GOAL OF THE EXERCISE: Comb through the entries for "title" and pull out each line that holds it.

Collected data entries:
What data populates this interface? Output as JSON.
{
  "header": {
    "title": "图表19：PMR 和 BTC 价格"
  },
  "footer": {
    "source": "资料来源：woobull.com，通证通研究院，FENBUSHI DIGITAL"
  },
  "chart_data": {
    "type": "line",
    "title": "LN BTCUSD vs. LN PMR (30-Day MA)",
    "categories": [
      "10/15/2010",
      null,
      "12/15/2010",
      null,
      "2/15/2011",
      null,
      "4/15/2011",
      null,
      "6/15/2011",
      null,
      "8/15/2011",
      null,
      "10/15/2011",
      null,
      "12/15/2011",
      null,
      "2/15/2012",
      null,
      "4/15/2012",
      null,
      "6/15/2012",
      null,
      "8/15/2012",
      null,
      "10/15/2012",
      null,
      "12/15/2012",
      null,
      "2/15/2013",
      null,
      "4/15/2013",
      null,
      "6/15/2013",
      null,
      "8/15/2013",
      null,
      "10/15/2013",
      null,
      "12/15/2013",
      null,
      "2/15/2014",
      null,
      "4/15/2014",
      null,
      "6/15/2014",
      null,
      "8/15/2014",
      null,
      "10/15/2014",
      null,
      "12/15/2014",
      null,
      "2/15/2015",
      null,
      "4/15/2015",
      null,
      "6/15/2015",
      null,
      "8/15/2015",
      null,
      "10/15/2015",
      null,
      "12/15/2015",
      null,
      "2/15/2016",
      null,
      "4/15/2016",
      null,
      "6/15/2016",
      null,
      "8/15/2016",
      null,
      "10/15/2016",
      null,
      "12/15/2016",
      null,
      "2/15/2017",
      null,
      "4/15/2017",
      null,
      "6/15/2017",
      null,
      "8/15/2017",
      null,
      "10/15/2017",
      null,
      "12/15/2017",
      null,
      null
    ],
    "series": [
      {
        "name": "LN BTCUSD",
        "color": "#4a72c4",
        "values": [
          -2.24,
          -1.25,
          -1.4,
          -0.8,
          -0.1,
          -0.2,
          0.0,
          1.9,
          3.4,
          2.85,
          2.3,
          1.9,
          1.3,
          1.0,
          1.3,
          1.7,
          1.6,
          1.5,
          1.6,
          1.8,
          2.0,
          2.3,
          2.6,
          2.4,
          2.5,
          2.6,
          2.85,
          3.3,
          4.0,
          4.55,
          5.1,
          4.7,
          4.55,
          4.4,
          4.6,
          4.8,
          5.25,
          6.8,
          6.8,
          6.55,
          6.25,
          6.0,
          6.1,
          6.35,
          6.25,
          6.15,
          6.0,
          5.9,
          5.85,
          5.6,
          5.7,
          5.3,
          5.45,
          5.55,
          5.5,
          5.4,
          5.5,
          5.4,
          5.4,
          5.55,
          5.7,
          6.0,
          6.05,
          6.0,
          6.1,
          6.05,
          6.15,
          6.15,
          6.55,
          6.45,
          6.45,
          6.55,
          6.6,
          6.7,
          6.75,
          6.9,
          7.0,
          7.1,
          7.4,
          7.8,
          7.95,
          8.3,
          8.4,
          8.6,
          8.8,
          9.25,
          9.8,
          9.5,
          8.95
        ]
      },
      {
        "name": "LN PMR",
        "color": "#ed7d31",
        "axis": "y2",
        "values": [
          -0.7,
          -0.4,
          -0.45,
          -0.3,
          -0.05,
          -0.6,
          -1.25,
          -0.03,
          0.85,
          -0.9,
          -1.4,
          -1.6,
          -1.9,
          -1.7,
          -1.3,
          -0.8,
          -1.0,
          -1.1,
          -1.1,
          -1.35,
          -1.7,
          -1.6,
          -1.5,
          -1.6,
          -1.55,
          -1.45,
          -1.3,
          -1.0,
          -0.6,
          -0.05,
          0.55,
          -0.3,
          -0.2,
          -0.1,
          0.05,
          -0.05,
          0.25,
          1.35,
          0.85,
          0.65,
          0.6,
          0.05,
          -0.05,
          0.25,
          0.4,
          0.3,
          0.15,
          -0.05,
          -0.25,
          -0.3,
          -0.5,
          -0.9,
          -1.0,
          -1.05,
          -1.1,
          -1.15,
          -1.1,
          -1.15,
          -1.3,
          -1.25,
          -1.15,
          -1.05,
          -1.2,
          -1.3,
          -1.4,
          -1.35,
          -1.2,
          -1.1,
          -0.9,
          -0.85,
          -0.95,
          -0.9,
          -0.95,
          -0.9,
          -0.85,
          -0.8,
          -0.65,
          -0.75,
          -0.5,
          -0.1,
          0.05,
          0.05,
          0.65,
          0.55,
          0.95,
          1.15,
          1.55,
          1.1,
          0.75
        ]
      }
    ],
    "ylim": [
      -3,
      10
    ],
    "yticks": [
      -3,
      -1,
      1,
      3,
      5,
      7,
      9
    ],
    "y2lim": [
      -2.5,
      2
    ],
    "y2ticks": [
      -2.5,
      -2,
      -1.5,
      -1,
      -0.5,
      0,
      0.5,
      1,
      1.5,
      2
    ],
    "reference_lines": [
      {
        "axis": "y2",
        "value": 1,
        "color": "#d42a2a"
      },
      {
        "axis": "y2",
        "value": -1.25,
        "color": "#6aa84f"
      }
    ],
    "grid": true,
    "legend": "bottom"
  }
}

SOLUTION BELOW:
    "title": "图表19：PMR 和 BTC 价格"
    "title": "LN BTCUSD vs. LN PMR (30-Day MA)",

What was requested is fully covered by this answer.